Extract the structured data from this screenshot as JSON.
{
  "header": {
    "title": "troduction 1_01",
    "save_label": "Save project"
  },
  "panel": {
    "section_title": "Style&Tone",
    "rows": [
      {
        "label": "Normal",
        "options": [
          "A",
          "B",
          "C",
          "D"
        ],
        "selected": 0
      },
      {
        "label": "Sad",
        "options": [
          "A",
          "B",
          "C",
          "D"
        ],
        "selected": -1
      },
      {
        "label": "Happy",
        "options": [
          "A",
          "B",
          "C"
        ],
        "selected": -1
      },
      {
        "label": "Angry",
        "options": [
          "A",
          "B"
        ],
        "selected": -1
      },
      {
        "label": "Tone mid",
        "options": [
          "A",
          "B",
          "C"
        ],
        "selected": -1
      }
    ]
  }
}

┄┄┄┄┄┄┄┄┄┄

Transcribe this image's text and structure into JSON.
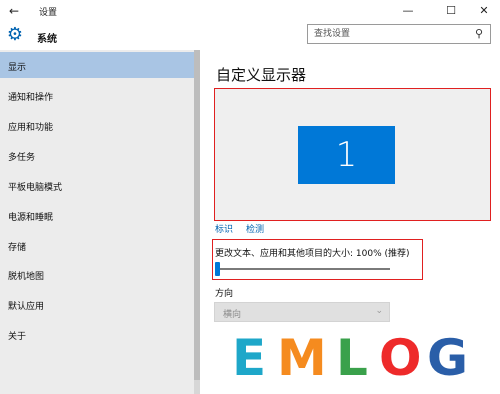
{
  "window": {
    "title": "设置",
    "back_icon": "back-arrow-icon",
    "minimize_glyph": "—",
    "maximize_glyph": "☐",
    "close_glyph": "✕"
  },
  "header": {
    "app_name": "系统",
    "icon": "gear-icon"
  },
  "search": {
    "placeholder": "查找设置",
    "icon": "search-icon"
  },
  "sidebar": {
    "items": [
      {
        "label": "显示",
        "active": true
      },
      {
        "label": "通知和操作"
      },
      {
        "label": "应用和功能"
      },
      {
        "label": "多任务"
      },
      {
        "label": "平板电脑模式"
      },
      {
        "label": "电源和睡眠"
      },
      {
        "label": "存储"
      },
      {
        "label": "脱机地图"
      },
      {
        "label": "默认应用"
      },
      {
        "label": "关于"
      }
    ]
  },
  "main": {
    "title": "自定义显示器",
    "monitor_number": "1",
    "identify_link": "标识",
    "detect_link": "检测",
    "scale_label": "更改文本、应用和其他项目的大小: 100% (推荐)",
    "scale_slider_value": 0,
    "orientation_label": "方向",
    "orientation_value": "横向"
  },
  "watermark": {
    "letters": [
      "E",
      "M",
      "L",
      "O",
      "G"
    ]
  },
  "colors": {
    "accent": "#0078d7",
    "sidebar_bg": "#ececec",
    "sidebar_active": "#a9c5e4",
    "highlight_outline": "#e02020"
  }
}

┄┄┄┄┄┄┄┄┄┄

Exercise >>
Pull out each line of the entries that contains "icon".

Solution to the exercise >>
    "back_icon": "back-arrow-icon",
    "icon": "gear-icon"
    "icon": "search-icon"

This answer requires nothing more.